Instructions for the task
Can you transcribe the data exactly? Leave the pictures out.

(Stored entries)
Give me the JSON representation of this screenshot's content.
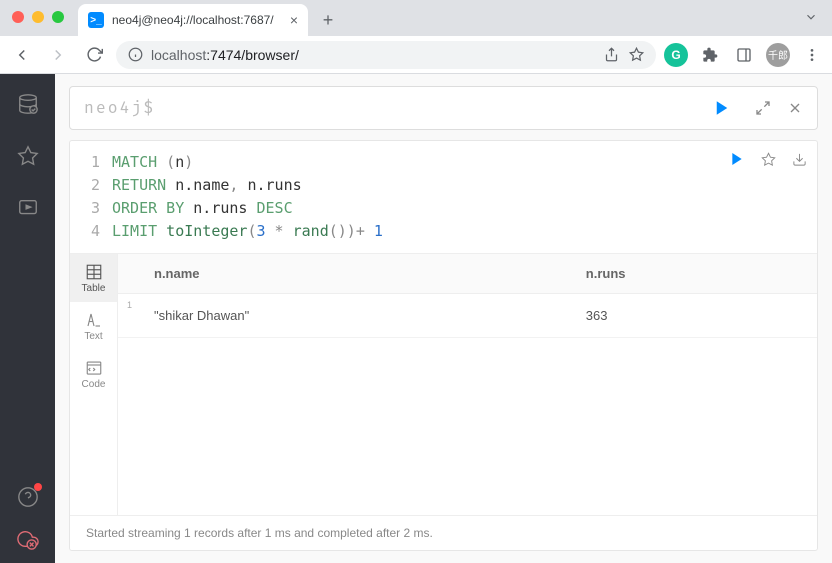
{
  "browser": {
    "tab_title": "neo4j@neo4j://localhost:7687/",
    "url_host": "localhost",
    "url_path": ":7474/browser/"
  },
  "prompt": {
    "label": "neo4j$"
  },
  "query": {
    "lines": [
      "1",
      "2",
      "3",
      "4"
    ],
    "tokens": [
      [
        [
          "kw",
          "MATCH"
        ],
        [
          "op",
          " ("
        ],
        [
          "id",
          "n"
        ],
        [
          "op",
          ")"
        ]
      ],
      [
        [
          "kw",
          "RETURN"
        ],
        [
          "id",
          " n.name"
        ],
        [
          "op",
          ", "
        ],
        [
          "id",
          "n.runs"
        ]
      ],
      [
        [
          "kw",
          "ORDER BY"
        ],
        [
          "id",
          " n.runs "
        ],
        [
          "kw",
          "DESC"
        ]
      ],
      [
        [
          "kw",
          "LIMIT"
        ],
        [
          "fn",
          " toInteger"
        ],
        [
          "op",
          "("
        ],
        [
          "num",
          "3"
        ],
        [
          "op",
          " * "
        ],
        [
          "fn",
          "rand"
        ],
        [
          "op",
          "())+ "
        ],
        [
          "num",
          "1"
        ]
      ]
    ]
  },
  "views": {
    "table": "Table",
    "text": "Text",
    "code": "Code"
  },
  "table": {
    "columns": [
      "n.name",
      "n.runs"
    ],
    "rows": [
      {
        "idx": "1",
        "cells": [
          "\"shikar Dhawan\"",
          "363"
        ]
      }
    ]
  },
  "footer": "Started streaming 1 records after 1 ms and completed after 2 ms."
}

Task solution
Give me the JSON representation of this screenshot's content.
{
  "browser": {
    "tab_title": "neo4j@neo4j://localhost:7687/",
    "url_host": "localhost",
    "url_path": ":7474/browser/"
  },
  "prompt": {
    "label": "neo4j$"
  },
  "query": {
    "lines": [
      "1",
      "2",
      "3",
      "4"
    ],
    "tokens": [
      [
        [
          "kw",
          "MATCH"
        ],
        [
          "op",
          " ("
        ],
        [
          "id",
          "n"
        ],
        [
          "op",
          ")"
        ]
      ],
      [
        [
          "kw",
          "RETURN"
        ],
        [
          "id",
          " n.name"
        ],
        [
          "op",
          ", "
        ],
        [
          "id",
          "n.runs"
        ]
      ],
      [
        [
          "kw",
          "ORDER BY"
        ],
        [
          "id",
          " n.runs "
        ],
        [
          "kw",
          "DESC"
        ]
      ],
      [
        [
          "kw",
          "LIMIT"
        ],
        [
          "fn",
          " toInteger"
        ],
        [
          "op",
          "("
        ],
        [
          "num",
          "3"
        ],
        [
          "op",
          " * "
        ],
        [
          "fn",
          "rand"
        ],
        [
          "op",
          "())+ "
        ],
        [
          "num",
          "1"
        ]
      ]
    ]
  },
  "views": {
    "table": "Table",
    "text": "Text",
    "code": "Code"
  },
  "table": {
    "columns": [
      "n.name",
      "n.runs"
    ],
    "rows": [
      {
        "idx": "1",
        "cells": [
          "\"shikar Dhawan\"",
          "363"
        ]
      }
    ]
  },
  "footer": "Started streaming 1 records after 1 ms and completed after 2 ms."
}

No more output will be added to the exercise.